Trecho do documento:

══════════════════════════════

“Procuro pensar que Deus só manda o peso que eu posso carregar; então vou cuidar do meu filho como ele vier. Mas eu me preocupo: quem é que vai cuidar dele quando eu morrer?”
A espera pelo resultado do exame que pode confirmar a contaminação pelo zika vírus colocou a gestação e a maternidade em perspectiva: a preocupação de Ana*, 19 anos, grávida de cinco meses do primeiro filho, confronta a ordem natural dos encontros, em que mães partem antes dos filhos, e ameaça todo um imaginário sobre o que é ser mãe e sobre o que se deseja para um filho.
Ana mora em Colorado, município do Norte paranaense e primeiro a registrar a contaminação pelo zika vírus em gestantes. Como outras mulheres, ela sentiu um único sintoma: vermelhidão e coceira. Não fosse o alarde nacional sobre o assunto, as manchinhas poderiam ter passado por alergia.

══════════════════════════════

Listagem fornecida:
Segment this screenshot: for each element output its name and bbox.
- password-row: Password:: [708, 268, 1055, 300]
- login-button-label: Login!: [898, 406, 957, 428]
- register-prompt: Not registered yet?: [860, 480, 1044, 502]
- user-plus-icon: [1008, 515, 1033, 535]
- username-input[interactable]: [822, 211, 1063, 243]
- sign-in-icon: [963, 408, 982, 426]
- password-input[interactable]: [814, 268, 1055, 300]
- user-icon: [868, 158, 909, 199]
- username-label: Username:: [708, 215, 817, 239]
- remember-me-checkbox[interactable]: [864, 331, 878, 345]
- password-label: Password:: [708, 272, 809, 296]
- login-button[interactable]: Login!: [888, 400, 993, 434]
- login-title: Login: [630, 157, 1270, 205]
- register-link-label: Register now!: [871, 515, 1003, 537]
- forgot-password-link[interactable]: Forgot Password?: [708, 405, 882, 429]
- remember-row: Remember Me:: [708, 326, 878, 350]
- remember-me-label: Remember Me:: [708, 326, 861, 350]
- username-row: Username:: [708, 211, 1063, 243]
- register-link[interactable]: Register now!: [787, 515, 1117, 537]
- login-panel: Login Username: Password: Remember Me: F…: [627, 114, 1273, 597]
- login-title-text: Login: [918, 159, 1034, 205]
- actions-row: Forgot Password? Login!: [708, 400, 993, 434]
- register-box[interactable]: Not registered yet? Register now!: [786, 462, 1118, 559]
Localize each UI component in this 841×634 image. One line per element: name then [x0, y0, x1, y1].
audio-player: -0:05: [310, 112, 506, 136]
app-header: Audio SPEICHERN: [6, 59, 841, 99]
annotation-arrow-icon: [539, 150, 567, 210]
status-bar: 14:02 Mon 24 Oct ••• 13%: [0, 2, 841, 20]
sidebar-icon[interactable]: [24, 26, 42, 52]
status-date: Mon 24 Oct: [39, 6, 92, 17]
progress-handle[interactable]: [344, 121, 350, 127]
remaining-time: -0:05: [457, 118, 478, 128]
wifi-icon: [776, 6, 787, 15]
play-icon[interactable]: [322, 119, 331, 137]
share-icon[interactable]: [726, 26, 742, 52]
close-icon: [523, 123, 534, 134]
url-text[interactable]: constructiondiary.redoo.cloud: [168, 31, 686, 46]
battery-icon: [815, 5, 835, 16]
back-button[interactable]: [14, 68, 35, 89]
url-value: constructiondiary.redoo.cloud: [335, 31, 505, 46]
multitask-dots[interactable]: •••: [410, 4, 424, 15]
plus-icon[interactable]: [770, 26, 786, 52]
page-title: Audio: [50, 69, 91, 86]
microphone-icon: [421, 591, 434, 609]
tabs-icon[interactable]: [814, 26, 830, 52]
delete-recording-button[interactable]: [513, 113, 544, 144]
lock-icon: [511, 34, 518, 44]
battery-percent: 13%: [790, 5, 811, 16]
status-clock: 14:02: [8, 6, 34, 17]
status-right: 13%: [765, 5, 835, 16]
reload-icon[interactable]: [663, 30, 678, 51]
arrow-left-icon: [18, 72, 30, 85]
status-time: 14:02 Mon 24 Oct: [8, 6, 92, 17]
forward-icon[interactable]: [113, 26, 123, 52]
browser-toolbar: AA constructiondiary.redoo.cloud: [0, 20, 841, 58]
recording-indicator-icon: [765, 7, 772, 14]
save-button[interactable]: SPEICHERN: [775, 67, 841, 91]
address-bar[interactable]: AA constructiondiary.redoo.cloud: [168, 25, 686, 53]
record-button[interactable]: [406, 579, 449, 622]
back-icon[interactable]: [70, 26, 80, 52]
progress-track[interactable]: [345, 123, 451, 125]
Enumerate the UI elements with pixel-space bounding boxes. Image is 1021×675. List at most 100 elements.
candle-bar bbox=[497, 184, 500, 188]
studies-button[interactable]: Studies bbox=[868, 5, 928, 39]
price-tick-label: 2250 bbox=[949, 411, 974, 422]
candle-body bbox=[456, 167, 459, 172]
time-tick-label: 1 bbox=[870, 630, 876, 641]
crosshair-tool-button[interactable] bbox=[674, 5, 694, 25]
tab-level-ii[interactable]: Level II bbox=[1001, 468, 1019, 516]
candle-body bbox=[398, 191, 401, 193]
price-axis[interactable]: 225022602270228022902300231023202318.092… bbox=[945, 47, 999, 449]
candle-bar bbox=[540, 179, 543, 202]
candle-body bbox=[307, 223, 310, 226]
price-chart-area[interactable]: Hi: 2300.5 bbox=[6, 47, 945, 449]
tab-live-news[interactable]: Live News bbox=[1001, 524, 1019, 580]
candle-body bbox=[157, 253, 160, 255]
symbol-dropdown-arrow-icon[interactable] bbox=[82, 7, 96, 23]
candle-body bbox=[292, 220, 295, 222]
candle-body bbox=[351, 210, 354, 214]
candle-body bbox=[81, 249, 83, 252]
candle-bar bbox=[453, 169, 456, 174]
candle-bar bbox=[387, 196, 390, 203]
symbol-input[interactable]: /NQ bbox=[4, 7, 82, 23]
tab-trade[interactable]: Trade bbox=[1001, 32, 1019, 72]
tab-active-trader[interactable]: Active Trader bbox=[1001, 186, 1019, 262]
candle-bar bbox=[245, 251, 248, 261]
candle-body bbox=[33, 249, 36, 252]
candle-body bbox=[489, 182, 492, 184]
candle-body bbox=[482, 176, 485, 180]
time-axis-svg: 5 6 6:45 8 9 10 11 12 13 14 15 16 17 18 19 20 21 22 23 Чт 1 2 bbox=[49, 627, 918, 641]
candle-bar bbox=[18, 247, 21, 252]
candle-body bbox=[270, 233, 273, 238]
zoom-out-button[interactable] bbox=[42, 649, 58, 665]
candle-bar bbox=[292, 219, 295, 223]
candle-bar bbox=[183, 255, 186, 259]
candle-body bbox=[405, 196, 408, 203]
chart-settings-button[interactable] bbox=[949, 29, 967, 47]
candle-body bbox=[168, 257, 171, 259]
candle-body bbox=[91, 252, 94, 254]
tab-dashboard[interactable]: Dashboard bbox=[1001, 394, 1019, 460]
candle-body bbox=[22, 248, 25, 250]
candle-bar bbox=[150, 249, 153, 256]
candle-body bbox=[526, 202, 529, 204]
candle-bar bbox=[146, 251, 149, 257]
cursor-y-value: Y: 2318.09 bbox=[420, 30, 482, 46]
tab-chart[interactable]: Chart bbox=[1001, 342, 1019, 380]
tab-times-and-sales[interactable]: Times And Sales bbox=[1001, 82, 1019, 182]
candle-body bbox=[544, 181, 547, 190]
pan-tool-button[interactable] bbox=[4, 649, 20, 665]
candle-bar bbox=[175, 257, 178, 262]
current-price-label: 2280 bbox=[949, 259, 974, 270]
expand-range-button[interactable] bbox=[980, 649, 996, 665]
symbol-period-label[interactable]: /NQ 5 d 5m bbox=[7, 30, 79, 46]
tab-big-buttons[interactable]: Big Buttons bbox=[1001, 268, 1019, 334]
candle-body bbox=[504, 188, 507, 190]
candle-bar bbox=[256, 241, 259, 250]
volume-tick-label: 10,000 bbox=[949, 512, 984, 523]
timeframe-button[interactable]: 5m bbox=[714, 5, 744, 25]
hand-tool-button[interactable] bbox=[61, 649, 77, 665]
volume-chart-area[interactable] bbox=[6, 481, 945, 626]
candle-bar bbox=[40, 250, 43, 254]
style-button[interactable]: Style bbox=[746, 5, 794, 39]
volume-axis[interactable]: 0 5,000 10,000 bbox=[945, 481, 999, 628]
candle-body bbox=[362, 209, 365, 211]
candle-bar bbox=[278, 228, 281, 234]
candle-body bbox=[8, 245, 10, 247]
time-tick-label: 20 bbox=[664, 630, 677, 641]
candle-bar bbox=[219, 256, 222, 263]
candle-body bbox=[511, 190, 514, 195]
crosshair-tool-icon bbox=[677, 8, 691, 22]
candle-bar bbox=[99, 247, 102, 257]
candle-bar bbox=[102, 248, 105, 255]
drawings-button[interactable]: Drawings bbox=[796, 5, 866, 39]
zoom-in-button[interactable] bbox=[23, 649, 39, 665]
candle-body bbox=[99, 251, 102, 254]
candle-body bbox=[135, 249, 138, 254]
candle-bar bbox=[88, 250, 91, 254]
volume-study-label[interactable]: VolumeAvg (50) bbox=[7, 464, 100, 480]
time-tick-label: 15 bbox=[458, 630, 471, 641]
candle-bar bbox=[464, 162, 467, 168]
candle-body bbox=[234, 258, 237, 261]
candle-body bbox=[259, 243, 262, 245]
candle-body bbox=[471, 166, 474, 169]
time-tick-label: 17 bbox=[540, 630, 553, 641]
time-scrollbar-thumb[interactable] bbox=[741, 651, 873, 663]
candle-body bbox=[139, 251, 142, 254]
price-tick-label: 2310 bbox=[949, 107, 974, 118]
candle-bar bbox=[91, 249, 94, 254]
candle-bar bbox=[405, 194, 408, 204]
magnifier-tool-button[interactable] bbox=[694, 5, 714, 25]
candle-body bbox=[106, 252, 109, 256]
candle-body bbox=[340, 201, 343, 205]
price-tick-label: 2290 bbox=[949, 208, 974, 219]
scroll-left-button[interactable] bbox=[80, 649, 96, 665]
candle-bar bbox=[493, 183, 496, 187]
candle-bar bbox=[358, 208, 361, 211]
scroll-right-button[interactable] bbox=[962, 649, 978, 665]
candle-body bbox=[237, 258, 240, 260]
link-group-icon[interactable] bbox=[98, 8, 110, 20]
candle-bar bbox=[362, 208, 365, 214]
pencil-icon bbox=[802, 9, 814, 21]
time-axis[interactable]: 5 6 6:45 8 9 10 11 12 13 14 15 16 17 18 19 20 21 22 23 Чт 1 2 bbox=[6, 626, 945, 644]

══════════════════════════════

Pedido da tarefa:
Responda com base no trecho sobre o zika vírus em gestantes:
(a) Qual é a idade de Ana e de quantos meses ela está grávida?
(b) Em que município Ana mora?
(c) Que sintoma ela sentiu?

Resposta da tarefa:
(a) Ana tem 19 anos e está grávida de cinco meses.
(b) Ela mora em Colorado, no Norte paranaense.
(c) Ela sentiu vermelhidão e coceira.